Rewrite the lines from the one containing "For every button, label, input, icon, or" through the one containing "svg-text:x: x <box>676 217 681 226</box>", changing "bounding box" to "enclosing box" and keeping everything else the same.

- Data shown
——————
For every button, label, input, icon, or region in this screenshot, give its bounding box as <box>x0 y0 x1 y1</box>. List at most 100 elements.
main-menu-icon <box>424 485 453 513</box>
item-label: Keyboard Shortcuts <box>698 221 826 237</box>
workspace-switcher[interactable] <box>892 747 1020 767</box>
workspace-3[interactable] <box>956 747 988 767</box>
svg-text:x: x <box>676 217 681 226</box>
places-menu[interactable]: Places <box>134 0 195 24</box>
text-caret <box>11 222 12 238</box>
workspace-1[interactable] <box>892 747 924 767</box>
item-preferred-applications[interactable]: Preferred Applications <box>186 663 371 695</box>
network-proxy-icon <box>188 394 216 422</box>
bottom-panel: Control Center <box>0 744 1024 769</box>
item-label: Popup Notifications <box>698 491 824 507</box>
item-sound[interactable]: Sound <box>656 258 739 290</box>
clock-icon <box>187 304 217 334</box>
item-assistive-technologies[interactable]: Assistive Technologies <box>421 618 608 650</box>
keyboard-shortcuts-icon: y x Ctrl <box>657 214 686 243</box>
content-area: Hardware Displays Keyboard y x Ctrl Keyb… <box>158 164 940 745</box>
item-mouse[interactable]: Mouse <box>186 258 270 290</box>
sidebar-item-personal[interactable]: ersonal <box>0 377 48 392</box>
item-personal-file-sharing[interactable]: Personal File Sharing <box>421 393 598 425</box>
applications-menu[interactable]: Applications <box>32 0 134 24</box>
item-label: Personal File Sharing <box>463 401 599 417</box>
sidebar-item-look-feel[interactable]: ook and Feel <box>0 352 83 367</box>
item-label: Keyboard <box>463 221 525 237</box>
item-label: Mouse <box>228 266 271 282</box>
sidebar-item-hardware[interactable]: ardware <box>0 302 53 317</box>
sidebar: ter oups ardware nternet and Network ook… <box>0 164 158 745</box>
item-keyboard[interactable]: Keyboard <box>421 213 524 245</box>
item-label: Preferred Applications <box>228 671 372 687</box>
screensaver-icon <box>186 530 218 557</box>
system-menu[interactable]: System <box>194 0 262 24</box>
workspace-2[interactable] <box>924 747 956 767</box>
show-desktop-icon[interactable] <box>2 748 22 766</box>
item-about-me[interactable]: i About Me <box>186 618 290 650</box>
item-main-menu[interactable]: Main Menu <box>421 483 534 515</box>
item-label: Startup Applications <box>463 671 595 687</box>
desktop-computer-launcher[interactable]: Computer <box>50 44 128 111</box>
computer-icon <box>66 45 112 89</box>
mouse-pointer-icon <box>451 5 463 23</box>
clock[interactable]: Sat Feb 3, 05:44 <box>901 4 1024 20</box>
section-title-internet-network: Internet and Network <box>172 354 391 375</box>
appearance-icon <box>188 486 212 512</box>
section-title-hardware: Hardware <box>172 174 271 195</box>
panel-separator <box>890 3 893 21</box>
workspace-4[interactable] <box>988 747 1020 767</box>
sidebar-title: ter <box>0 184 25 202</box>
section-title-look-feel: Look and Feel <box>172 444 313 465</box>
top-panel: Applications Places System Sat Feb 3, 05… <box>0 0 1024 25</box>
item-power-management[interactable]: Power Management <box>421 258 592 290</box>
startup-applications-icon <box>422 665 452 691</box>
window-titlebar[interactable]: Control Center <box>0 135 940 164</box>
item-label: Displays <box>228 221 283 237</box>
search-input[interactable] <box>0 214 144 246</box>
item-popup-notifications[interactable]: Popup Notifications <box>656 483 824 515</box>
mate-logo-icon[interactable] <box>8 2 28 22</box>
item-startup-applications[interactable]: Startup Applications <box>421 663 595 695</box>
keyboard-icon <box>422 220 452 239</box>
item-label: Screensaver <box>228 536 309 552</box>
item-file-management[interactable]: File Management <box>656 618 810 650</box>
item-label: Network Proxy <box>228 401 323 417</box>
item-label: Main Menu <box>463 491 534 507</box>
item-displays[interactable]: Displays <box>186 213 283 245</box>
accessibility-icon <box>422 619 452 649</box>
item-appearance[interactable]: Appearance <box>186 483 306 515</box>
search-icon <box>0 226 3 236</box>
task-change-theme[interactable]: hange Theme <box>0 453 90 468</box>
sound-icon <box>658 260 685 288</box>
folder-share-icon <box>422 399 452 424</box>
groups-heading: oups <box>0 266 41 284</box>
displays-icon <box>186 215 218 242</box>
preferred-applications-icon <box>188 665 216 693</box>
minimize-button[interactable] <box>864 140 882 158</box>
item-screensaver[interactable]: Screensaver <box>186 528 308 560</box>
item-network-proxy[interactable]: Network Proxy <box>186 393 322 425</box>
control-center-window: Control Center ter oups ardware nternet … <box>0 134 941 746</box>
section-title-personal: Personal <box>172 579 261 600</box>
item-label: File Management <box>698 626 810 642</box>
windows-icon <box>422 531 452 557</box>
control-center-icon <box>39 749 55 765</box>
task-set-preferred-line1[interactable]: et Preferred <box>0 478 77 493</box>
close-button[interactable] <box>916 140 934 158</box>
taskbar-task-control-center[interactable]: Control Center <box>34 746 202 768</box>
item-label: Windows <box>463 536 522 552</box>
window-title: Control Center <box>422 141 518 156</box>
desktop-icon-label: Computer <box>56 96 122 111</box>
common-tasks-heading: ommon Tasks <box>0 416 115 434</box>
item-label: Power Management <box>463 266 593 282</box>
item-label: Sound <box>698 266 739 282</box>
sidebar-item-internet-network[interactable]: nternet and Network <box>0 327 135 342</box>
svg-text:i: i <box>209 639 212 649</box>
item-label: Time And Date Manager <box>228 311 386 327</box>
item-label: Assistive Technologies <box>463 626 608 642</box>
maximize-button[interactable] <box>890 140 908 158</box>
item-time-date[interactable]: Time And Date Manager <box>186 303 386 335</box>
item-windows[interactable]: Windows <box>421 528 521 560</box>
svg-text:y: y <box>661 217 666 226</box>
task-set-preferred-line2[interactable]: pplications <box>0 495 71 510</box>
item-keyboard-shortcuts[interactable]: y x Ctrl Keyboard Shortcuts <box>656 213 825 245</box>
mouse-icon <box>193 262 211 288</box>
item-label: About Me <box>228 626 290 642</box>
——————
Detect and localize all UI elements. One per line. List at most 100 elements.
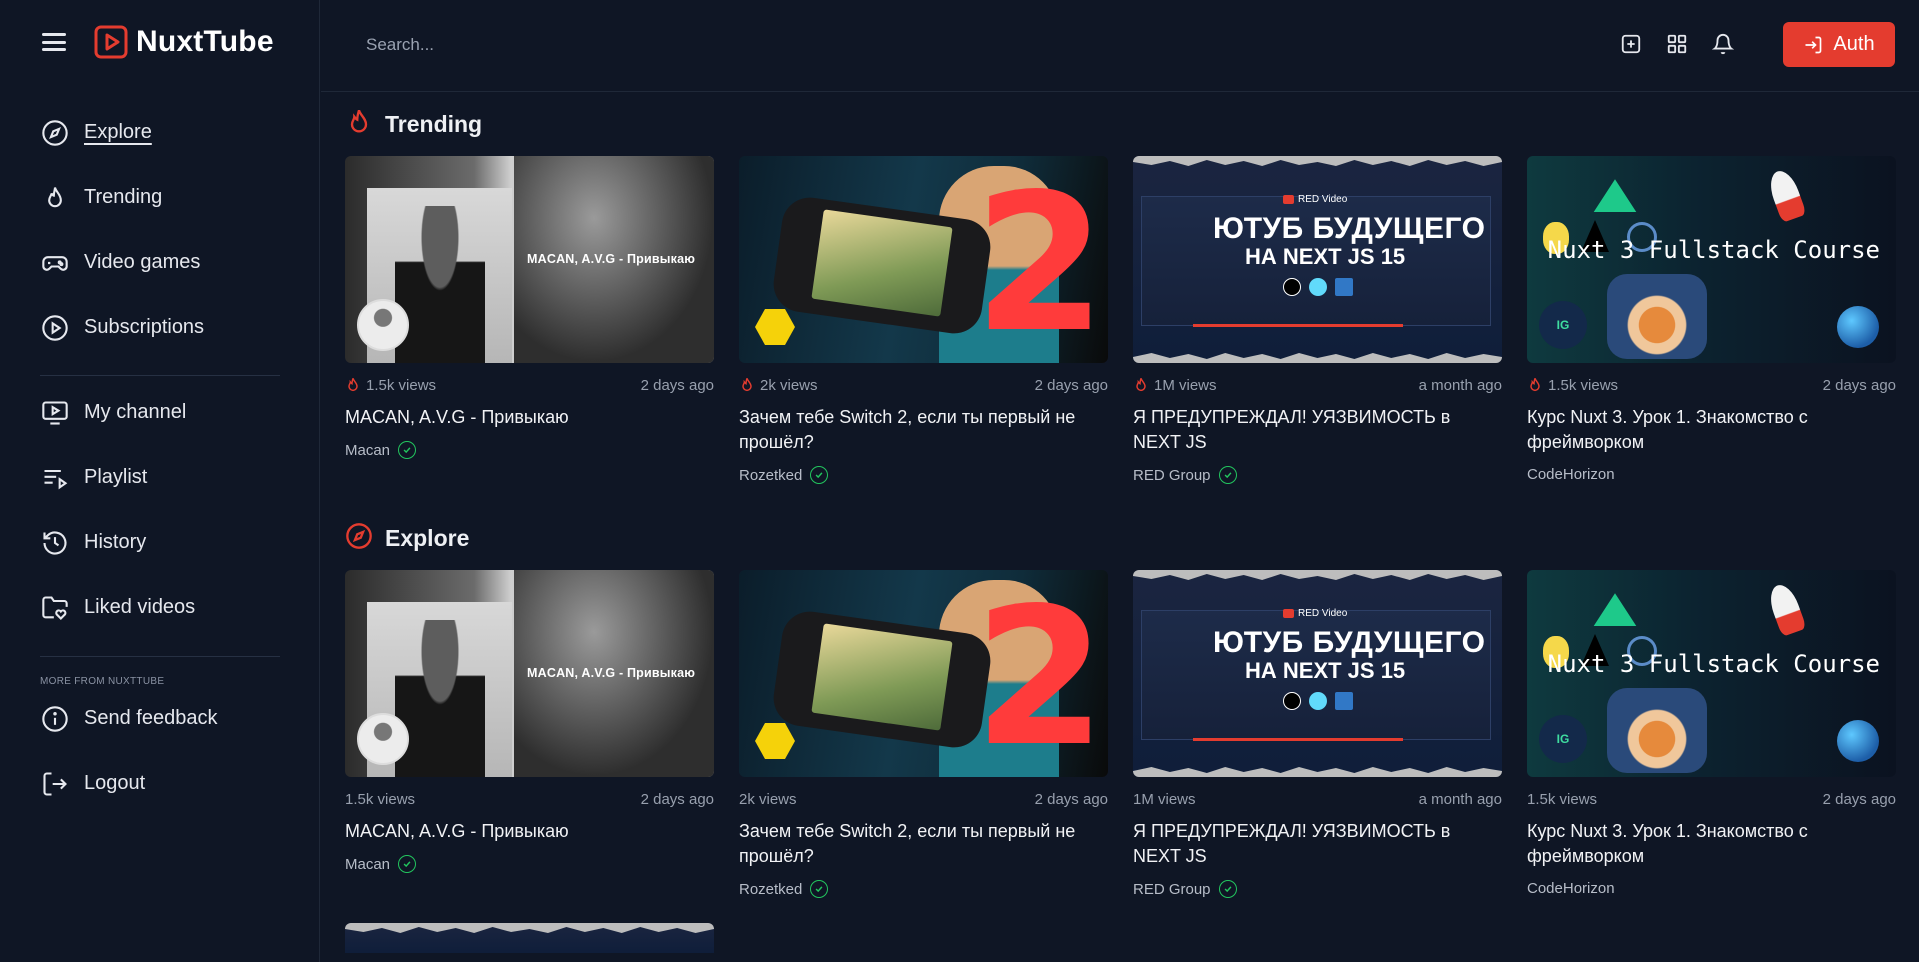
——————
- Finished answer
For every button, label, input, icon, or region in this screenshot, give its enclosing box as <box>x0 y0 x1 y1</box>. List at most 100 elements.
main-menu-icon <box>424 485 453 513</box>
item-label: Keyboard Shortcuts <box>698 221 826 237</box>
workspace-switcher[interactable] <box>892 747 1020 767</box>
workspace-3[interactable] <box>956 747 988 767</box>
svg-text:x: x <box>676 217 681 226</box>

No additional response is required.